▸ TASK BRIEF: In the data that follows, count the lines in which the word "Задача" occurs, and report that figure alone.

▸ MATERIALS PROVIDED:
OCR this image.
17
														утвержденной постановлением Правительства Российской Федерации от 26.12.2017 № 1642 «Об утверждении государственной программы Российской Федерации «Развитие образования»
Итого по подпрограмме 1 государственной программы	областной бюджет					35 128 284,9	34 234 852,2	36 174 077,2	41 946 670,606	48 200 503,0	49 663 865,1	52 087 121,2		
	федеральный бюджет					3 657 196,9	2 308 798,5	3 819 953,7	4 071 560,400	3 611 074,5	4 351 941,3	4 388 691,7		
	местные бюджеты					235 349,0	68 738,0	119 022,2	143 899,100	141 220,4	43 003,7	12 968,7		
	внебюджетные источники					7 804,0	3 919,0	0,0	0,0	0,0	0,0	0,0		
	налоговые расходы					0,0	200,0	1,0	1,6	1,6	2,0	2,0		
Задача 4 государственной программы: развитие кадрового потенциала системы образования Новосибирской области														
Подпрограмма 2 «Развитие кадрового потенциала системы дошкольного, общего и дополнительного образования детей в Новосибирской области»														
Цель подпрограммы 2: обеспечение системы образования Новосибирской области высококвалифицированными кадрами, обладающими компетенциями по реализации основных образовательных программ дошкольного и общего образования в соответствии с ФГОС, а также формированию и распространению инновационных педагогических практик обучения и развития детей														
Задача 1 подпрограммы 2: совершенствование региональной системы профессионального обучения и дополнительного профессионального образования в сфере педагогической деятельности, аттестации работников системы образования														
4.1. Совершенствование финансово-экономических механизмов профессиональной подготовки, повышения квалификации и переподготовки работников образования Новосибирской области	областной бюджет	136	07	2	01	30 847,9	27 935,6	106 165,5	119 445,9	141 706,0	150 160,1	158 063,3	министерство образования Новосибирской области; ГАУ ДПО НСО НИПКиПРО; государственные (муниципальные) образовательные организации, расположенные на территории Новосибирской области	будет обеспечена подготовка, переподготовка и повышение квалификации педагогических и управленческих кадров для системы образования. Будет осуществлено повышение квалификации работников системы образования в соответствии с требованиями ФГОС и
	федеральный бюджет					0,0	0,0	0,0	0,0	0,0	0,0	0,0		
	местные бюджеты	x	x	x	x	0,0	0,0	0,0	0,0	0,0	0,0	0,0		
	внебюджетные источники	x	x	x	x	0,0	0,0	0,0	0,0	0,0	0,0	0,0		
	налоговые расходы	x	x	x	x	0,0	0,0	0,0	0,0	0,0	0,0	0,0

▸ RESULT FOR THIS TASK: 2